> _WORK REQUIRED_
Copy out the lines of the records verbatim, from the line with "Enumerate the UI" to the line with "bar-segment <box>219 450 446 585</box>", including both of those lines.

Start of DATASET EXTRACT

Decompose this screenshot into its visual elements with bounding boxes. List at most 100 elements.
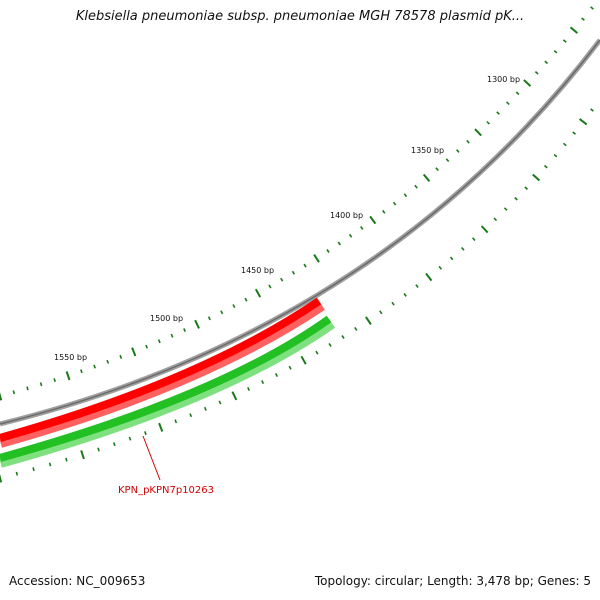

End of DATASET EXTRACT
Start of DATASET EXTRACT

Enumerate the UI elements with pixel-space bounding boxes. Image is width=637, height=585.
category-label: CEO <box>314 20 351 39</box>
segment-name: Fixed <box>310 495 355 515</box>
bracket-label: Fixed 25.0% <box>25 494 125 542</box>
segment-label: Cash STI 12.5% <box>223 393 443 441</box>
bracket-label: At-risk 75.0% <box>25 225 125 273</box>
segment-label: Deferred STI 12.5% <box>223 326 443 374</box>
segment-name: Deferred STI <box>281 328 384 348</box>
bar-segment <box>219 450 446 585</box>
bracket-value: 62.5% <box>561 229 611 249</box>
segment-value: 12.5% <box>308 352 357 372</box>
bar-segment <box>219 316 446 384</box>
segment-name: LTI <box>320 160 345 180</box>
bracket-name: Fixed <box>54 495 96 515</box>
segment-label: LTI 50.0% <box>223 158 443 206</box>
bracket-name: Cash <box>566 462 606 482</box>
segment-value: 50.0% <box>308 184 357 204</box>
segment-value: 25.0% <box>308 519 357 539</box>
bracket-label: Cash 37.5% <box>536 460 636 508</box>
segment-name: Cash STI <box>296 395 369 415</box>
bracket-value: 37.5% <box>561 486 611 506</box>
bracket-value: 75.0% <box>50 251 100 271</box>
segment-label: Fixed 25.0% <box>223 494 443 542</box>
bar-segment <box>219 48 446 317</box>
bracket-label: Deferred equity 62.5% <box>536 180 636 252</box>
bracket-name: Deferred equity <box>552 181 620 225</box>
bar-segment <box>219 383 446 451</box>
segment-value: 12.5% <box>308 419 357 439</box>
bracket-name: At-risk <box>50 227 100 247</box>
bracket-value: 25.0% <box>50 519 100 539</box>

End of DATASET EXTRACT

> _EXERCISE ANSWER_
Enumerate the UI elements with pixel-space bounding boxes. Image is width=637, height=585.
category-label: CEO <box>314 20 351 39</box>
segment-name: Fixed <box>310 495 355 515</box>
bracket-label: Fixed 25.0% <box>25 494 125 542</box>
segment-label: Cash STI 12.5% <box>223 393 443 441</box>
bracket-label: At-risk 75.0% <box>25 225 125 273</box>
segment-label: Deferred STI 12.5% <box>223 326 443 374</box>
segment-name: Deferred STI <box>281 328 384 348</box>
bar-segment <box>219 450 446 585</box>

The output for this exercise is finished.